SHORT EXERCISE: Select, from the data, each line where "Medium" occurs.

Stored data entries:
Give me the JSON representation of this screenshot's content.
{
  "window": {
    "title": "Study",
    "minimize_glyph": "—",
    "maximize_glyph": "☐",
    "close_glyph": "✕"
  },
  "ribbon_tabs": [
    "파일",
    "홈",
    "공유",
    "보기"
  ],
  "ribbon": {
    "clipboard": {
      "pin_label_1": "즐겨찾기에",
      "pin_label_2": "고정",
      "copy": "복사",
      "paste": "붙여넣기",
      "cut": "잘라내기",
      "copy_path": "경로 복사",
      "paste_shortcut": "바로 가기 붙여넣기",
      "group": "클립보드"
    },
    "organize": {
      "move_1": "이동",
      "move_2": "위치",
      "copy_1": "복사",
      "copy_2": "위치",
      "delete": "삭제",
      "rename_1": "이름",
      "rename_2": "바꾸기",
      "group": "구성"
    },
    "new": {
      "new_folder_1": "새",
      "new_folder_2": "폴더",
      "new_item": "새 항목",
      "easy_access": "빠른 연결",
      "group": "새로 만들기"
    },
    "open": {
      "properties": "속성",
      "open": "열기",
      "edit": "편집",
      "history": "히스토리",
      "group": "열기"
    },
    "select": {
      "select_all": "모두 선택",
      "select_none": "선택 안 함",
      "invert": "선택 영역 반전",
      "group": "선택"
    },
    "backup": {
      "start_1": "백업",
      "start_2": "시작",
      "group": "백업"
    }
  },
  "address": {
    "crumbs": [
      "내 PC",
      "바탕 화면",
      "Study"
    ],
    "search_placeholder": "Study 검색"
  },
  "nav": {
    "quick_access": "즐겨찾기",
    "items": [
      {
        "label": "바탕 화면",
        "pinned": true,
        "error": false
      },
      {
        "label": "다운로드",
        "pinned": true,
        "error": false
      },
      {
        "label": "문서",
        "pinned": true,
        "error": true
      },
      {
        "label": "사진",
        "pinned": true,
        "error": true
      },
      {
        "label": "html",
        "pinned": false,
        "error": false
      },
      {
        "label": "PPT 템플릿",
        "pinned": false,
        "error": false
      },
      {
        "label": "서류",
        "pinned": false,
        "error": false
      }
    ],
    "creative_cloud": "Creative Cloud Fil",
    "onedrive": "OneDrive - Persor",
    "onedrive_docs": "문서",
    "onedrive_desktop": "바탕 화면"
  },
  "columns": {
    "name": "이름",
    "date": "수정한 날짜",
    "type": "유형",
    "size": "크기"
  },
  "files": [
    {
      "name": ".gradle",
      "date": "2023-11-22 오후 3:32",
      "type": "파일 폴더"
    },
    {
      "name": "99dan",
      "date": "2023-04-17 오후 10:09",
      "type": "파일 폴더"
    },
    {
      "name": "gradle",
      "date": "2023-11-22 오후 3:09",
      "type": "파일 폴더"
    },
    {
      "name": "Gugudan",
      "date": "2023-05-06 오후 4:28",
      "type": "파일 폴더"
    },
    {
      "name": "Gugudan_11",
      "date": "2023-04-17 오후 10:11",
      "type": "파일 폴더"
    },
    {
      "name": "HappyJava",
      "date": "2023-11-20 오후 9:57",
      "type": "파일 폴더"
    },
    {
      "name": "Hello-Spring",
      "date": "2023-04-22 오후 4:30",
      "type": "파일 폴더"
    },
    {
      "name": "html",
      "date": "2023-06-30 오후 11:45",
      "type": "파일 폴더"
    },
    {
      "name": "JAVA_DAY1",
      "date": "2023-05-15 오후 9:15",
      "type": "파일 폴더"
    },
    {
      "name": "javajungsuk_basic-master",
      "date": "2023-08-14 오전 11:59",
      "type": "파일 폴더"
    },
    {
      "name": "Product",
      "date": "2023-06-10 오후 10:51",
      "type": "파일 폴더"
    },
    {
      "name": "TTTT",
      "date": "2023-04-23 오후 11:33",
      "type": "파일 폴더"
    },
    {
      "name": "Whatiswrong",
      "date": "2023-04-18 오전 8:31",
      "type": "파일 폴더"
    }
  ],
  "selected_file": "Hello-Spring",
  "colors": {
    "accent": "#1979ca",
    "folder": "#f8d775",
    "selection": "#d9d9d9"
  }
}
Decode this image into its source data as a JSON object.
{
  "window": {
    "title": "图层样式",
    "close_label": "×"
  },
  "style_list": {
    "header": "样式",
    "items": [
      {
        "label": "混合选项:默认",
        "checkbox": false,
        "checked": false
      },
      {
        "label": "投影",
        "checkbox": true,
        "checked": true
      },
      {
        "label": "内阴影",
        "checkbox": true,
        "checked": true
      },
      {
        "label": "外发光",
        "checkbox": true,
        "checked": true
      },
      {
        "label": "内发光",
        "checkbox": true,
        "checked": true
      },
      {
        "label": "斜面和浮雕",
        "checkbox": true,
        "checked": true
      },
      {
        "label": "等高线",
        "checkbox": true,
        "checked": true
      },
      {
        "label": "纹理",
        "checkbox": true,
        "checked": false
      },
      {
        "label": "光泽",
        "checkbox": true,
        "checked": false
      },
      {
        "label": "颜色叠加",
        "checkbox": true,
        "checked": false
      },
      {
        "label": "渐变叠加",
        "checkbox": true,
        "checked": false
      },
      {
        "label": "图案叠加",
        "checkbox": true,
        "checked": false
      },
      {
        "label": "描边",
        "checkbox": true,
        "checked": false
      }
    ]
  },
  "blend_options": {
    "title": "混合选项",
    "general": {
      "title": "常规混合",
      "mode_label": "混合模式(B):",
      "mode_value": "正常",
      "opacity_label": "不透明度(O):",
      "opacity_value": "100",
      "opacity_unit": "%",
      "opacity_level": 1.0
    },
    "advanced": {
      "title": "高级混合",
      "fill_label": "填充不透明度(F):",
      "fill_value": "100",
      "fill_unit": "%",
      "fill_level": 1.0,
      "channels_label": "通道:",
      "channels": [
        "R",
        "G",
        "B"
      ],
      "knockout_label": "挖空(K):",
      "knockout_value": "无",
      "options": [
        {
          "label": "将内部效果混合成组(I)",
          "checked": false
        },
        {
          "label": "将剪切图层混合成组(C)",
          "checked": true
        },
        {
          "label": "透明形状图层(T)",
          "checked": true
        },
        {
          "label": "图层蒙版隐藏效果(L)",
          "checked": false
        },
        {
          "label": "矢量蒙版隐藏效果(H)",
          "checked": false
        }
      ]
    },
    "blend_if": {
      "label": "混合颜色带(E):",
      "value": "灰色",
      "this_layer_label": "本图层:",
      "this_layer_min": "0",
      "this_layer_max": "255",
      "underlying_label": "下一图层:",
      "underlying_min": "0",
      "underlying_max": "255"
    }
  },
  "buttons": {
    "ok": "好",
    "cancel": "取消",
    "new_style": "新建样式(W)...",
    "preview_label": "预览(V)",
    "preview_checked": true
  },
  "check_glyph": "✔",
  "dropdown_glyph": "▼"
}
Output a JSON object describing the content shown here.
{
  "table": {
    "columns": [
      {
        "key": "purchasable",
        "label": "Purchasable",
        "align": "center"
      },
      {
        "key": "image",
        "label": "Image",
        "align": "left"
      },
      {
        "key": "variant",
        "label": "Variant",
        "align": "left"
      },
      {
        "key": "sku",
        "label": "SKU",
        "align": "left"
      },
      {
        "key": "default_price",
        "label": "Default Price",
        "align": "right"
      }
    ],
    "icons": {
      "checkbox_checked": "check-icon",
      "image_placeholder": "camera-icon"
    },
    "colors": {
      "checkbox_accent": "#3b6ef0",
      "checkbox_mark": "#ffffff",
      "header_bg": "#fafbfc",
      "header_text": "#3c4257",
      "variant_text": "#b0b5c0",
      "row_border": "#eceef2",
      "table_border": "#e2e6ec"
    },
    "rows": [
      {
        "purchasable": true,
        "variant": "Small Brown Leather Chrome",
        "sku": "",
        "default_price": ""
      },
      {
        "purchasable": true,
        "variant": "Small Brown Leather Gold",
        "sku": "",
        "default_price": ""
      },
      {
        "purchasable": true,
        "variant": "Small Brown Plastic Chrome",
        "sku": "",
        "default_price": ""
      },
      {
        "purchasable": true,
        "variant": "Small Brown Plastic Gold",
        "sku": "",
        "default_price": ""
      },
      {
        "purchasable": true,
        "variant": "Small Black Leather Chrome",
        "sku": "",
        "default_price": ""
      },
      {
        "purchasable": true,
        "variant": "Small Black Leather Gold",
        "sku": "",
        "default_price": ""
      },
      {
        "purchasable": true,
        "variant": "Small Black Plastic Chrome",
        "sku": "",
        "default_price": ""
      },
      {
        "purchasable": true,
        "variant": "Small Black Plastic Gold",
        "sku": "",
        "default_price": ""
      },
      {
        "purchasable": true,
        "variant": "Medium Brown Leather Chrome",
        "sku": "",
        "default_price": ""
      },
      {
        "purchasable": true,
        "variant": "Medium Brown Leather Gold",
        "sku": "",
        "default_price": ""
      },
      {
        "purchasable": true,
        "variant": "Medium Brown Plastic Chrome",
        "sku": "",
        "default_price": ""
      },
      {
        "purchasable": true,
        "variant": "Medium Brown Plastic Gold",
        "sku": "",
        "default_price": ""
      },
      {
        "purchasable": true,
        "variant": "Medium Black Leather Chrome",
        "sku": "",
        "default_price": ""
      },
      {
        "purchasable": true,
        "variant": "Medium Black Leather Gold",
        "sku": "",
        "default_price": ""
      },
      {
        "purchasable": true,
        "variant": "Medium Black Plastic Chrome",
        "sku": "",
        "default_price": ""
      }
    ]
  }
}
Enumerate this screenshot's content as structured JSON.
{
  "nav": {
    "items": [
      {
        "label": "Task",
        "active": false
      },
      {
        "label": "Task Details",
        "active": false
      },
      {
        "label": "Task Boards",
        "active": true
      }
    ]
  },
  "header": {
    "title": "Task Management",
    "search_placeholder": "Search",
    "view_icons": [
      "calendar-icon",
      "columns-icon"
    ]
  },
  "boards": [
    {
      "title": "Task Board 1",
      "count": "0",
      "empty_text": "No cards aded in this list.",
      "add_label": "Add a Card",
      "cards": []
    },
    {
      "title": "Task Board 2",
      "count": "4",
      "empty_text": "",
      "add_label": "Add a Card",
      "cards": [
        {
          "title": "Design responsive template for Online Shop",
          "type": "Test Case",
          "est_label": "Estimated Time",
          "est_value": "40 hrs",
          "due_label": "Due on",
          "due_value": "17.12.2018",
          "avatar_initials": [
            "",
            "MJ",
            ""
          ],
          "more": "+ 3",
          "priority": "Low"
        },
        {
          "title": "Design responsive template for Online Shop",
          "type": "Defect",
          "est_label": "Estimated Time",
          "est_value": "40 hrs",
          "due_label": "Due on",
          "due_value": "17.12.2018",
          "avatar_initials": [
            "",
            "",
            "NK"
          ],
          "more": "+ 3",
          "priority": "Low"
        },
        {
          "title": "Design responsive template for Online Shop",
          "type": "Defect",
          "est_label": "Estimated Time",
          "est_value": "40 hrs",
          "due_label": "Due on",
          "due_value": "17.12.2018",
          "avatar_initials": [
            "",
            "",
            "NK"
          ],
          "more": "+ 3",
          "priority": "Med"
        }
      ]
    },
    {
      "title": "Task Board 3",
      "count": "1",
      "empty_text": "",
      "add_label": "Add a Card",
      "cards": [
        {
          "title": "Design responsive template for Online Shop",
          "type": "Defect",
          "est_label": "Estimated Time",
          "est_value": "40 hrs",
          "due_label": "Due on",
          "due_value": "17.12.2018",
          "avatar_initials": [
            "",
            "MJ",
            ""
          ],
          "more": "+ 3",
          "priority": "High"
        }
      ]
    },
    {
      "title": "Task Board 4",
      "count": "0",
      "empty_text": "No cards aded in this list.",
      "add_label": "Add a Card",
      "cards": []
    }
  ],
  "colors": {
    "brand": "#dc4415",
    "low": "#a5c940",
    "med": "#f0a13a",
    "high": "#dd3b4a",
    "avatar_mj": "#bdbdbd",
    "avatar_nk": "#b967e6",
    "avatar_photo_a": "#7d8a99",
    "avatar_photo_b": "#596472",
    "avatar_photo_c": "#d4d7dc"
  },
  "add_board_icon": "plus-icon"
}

FINISHED TASK:
        "variant": "Medium Brown Leather Chrome",
        "variant": "Medium Brown Leather Gold",
        "variant": "Medium Brown Plastic Chrome",
        "variant": "Medium Brown Plastic Gold",
        "variant": "Medium Black Leather Chrome",
        "variant": "Medium Black Leather Gold",
        "variant": "Medium Black Plastic Chrome",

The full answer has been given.